Your instructions: Gather every line below where "pump" appears.
* BEGIN Given records *
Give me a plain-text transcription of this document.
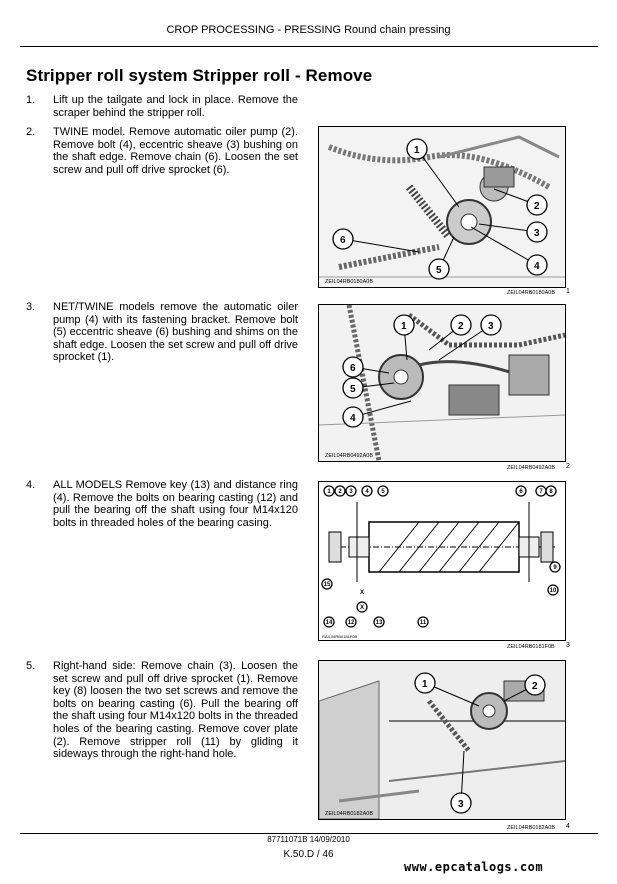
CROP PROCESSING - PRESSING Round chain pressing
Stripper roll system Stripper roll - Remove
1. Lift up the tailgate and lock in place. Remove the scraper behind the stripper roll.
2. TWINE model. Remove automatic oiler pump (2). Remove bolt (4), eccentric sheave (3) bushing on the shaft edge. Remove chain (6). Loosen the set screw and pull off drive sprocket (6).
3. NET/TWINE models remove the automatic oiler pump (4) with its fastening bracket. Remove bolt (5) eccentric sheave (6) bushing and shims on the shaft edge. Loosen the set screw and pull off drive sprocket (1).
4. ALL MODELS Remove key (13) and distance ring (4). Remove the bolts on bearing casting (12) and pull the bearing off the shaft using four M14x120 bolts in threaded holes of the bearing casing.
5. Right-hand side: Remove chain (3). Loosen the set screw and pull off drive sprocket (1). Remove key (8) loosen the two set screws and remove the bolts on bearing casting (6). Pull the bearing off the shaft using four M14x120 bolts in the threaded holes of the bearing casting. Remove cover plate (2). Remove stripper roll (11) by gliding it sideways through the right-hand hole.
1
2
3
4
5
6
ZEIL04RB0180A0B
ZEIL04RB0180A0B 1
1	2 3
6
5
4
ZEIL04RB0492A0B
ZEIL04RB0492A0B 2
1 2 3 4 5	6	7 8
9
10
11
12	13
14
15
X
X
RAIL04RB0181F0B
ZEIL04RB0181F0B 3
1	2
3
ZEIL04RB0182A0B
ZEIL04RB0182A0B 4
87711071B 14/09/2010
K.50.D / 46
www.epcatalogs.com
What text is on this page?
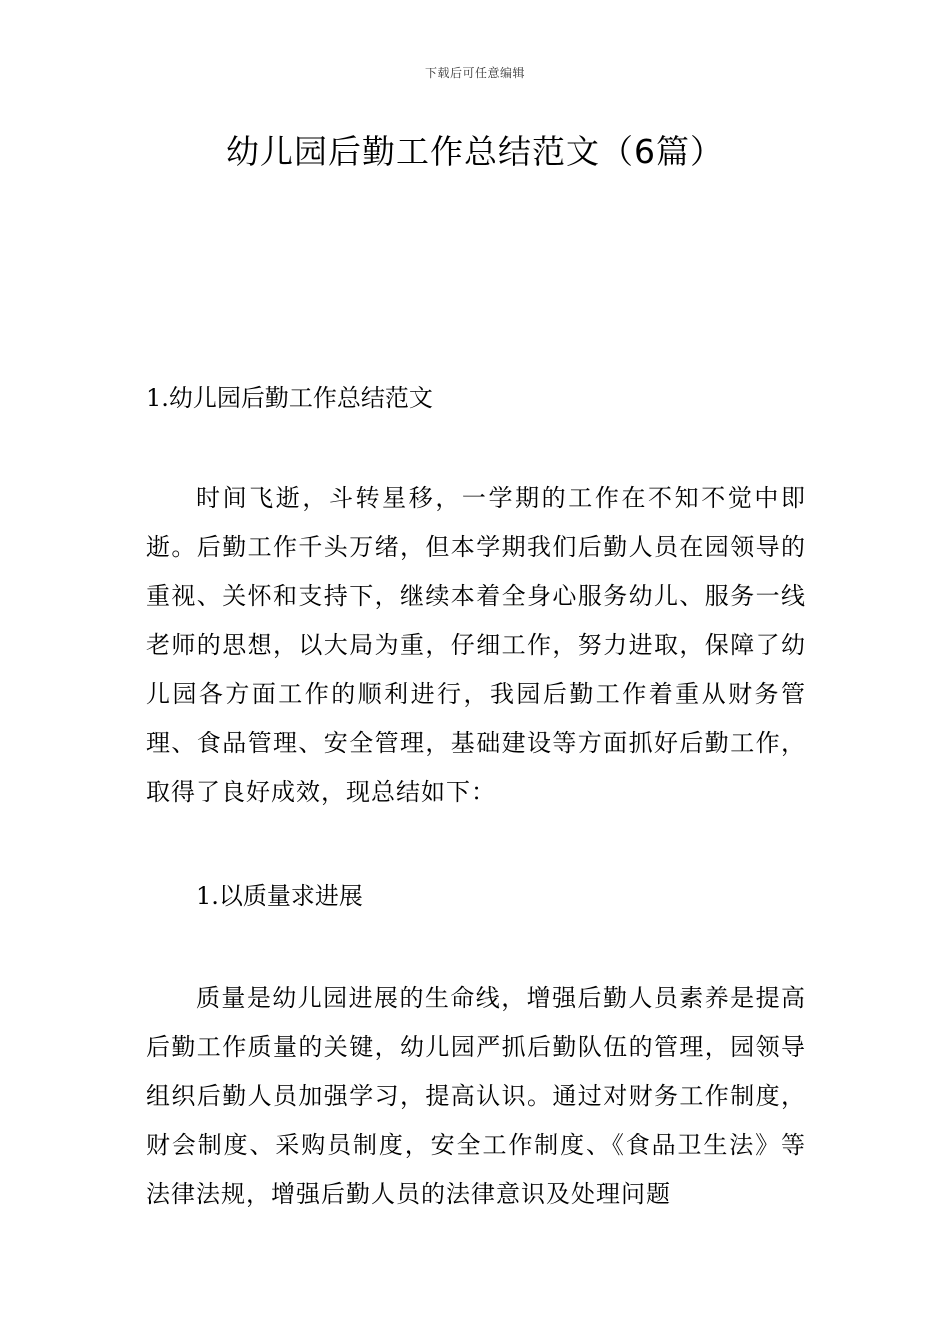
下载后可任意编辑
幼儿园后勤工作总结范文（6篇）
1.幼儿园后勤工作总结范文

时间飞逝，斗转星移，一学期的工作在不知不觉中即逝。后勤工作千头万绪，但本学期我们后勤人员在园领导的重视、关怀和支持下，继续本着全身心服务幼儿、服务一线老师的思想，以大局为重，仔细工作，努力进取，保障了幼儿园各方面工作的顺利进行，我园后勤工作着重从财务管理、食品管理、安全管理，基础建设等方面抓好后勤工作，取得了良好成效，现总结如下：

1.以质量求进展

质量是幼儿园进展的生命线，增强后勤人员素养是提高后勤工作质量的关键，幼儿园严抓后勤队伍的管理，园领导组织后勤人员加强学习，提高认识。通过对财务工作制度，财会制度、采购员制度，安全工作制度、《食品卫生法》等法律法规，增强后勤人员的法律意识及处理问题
* END Given records *
* BEGIN Given records *
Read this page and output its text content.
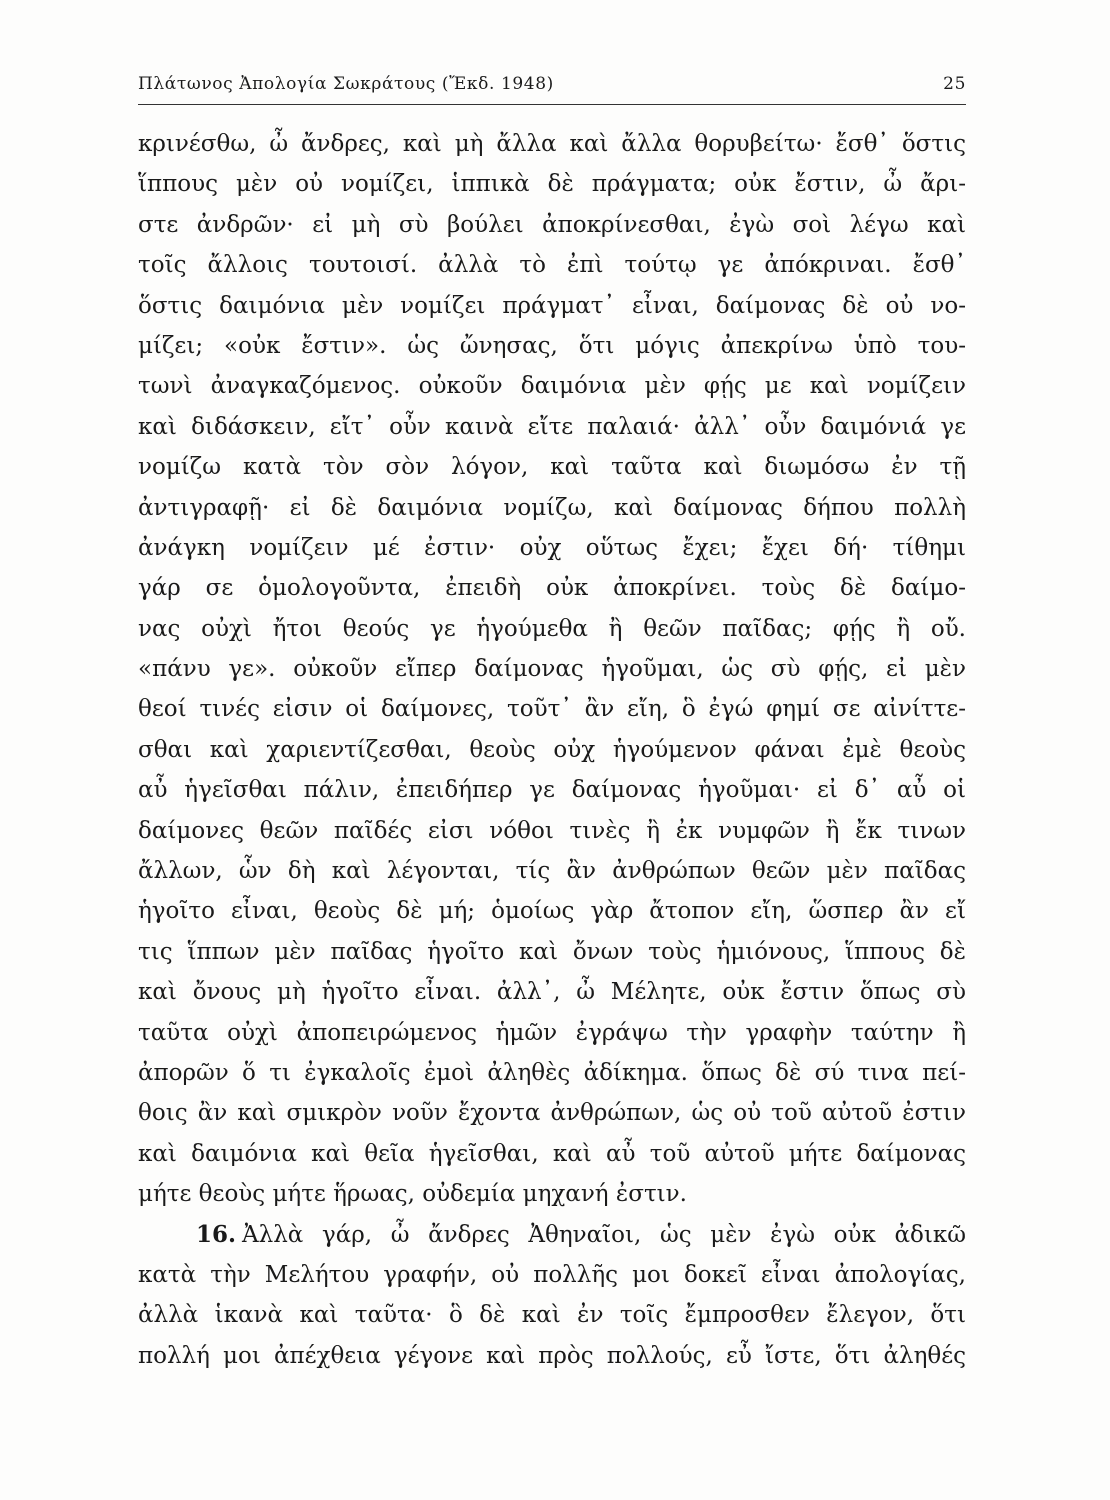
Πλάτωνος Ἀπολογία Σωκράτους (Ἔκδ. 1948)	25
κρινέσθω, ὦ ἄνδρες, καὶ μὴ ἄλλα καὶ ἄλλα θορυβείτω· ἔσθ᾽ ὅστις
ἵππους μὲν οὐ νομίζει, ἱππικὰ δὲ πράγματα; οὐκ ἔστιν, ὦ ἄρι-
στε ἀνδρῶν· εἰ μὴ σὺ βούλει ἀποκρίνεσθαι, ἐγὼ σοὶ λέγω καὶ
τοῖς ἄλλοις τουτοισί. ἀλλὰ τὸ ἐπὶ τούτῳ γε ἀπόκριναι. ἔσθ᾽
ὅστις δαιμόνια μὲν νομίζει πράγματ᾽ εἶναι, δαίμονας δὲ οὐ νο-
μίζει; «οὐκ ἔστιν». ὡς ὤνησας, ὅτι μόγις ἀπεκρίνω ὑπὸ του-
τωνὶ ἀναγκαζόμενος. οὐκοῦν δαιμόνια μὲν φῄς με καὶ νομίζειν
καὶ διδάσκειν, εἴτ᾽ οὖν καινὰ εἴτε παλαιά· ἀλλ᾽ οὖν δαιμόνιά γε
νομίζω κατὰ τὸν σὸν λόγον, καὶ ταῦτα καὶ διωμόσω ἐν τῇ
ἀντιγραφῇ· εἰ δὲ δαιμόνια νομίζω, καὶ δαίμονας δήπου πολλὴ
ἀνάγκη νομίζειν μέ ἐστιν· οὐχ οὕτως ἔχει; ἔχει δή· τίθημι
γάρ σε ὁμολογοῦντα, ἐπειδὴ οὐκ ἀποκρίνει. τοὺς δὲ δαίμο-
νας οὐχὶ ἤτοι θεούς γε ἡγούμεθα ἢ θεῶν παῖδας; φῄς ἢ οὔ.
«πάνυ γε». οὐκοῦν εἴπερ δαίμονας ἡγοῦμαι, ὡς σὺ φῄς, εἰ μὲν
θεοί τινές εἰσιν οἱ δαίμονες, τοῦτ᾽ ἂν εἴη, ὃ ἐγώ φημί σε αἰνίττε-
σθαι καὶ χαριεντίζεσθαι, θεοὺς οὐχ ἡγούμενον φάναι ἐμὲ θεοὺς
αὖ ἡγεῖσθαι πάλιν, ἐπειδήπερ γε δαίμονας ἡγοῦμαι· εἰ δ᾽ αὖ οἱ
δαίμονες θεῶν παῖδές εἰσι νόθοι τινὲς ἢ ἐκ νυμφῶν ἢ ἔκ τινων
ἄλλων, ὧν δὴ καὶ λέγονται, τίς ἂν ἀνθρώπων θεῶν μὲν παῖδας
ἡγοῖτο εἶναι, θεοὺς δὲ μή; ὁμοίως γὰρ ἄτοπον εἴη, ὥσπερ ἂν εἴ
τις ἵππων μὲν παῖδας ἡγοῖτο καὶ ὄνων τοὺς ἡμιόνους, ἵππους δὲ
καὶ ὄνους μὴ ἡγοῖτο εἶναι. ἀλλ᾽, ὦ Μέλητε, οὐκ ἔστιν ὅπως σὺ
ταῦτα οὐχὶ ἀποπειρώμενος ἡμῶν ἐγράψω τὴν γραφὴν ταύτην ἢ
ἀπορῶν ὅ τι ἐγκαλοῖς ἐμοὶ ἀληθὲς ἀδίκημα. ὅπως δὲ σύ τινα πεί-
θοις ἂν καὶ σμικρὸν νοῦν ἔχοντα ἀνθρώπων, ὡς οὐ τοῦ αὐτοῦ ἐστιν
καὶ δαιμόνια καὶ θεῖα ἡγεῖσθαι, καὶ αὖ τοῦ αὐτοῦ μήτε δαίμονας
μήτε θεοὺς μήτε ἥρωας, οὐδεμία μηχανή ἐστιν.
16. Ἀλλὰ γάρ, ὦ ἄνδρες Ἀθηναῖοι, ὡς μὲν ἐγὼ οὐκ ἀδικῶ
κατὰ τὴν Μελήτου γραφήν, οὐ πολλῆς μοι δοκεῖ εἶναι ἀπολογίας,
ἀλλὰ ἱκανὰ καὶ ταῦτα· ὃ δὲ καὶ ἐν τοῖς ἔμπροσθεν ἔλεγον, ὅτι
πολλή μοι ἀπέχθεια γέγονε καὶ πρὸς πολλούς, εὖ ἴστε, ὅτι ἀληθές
* END Given records *
* BEGIN Given records *
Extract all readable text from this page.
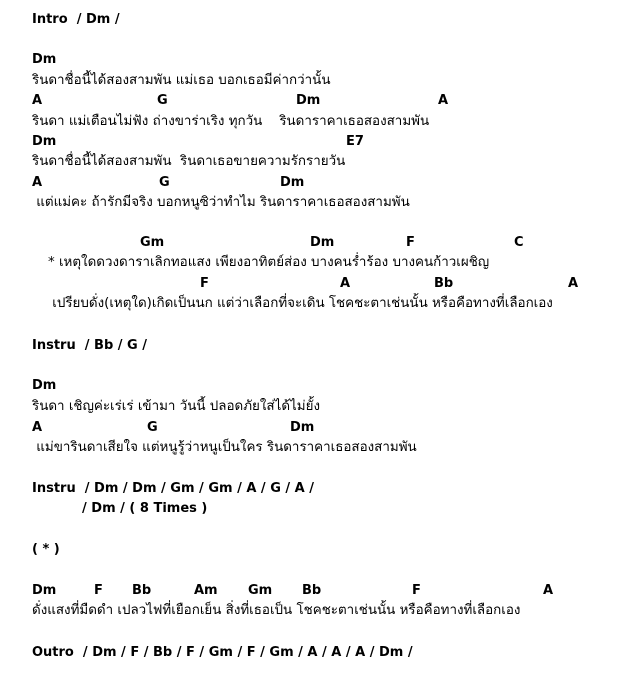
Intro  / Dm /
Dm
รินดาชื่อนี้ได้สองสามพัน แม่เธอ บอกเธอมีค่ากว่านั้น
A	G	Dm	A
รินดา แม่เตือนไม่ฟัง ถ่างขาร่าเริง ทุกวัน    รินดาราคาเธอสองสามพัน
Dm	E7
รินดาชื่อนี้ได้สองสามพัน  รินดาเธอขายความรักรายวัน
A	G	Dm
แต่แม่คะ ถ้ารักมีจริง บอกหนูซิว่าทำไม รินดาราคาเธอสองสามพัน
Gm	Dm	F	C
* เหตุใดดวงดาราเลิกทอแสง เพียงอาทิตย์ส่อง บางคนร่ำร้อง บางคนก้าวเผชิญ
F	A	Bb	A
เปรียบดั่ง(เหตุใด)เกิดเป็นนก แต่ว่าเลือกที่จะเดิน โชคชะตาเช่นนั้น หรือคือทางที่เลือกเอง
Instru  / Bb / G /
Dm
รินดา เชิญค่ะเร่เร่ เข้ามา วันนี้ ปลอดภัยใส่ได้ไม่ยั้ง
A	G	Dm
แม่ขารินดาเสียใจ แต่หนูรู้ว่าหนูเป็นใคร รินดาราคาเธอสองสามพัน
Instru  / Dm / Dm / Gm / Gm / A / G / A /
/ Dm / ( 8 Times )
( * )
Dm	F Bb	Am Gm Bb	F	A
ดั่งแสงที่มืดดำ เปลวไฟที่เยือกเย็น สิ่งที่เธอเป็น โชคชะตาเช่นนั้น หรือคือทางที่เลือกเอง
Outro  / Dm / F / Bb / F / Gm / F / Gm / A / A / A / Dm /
* END Given records *
Solved exercise:
2. TWINE model. Remove automatic oiler pump (2). Remove bolt (4), eccentric sheave (3) bushing on the shaft edge. Remove chain (6). Loosen the set screw and pull off drive sprocket (6).
3. NET/TWINE models remove the automatic oiler pump (4) with its fastening bracket. Remove bolt (5) eccentric sheave (6) bushing and shims on the shaft edge. Loosen the set screw and pull off drive sprocket (1).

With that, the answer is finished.